(Data records)
────────────────────────────────────────

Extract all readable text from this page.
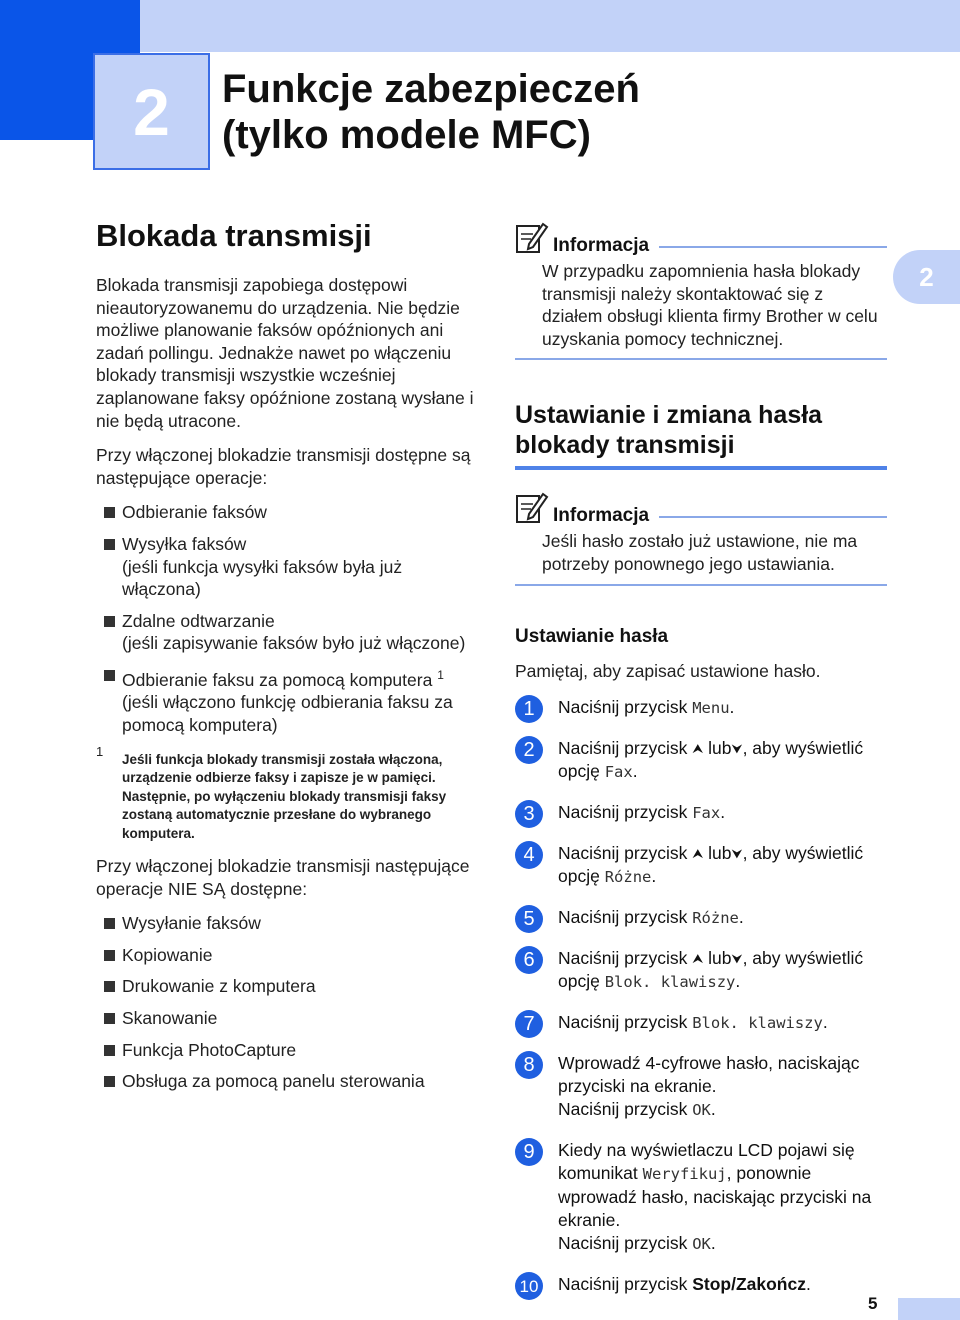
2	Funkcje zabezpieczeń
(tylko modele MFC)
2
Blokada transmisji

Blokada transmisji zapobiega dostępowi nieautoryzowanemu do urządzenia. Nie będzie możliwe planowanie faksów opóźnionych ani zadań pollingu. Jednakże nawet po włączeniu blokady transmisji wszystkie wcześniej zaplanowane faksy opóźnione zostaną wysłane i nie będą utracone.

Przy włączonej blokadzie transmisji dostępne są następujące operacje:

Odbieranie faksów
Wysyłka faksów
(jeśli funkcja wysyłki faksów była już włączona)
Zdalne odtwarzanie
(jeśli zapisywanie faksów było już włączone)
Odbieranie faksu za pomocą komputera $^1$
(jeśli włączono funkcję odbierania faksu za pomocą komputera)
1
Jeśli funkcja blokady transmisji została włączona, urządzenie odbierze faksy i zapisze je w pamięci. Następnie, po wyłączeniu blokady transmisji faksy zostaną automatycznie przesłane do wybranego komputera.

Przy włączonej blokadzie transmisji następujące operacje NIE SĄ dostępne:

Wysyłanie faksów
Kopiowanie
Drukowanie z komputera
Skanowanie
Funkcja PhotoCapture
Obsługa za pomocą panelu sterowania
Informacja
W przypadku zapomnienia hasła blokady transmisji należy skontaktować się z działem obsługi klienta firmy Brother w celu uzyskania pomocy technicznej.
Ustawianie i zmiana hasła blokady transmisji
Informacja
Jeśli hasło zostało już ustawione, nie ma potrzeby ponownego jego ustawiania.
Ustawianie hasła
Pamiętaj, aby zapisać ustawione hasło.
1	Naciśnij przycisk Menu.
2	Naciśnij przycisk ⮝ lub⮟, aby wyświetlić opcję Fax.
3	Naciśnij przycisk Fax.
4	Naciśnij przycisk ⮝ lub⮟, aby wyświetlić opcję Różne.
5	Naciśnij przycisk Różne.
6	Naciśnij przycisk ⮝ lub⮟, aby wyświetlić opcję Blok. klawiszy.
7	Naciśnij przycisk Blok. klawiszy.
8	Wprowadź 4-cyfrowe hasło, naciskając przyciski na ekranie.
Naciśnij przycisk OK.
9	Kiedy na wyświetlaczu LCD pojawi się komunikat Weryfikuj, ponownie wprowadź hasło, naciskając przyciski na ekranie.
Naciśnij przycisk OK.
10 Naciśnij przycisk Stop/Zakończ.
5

────────────────────────────────────────

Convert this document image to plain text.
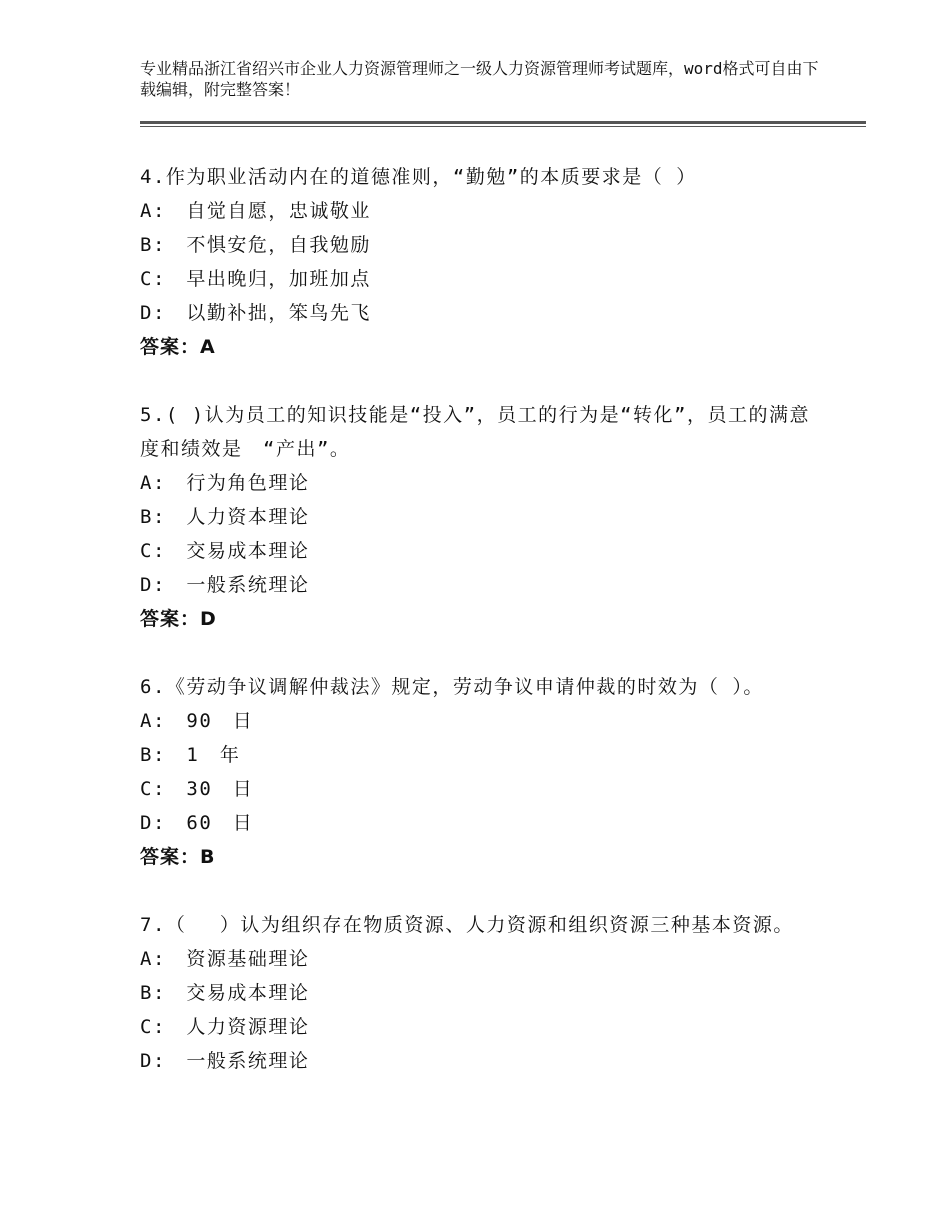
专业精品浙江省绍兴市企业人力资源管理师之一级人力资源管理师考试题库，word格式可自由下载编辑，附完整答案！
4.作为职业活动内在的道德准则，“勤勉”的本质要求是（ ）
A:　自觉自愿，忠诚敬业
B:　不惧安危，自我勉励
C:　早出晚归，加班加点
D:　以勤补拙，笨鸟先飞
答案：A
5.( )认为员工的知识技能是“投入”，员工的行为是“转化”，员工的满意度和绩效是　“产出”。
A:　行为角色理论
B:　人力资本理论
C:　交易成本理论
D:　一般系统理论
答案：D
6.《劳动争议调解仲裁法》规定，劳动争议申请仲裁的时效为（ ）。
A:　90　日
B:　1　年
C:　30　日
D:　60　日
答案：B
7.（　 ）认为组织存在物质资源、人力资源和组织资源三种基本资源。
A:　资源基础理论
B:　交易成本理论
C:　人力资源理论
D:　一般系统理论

────────────────────────────────────────

◆ **TASK DETAILS**
Identify the lines that contain the string "pomocą", and copy every one of them.

◆ **FULL OUTPUT**
Odbieranie faksu za pomocą komputera $^1$
(jeśli włączono funkcję odbierania faksu za pomocą komputera)
Obsługa za pomocą panelu sterowania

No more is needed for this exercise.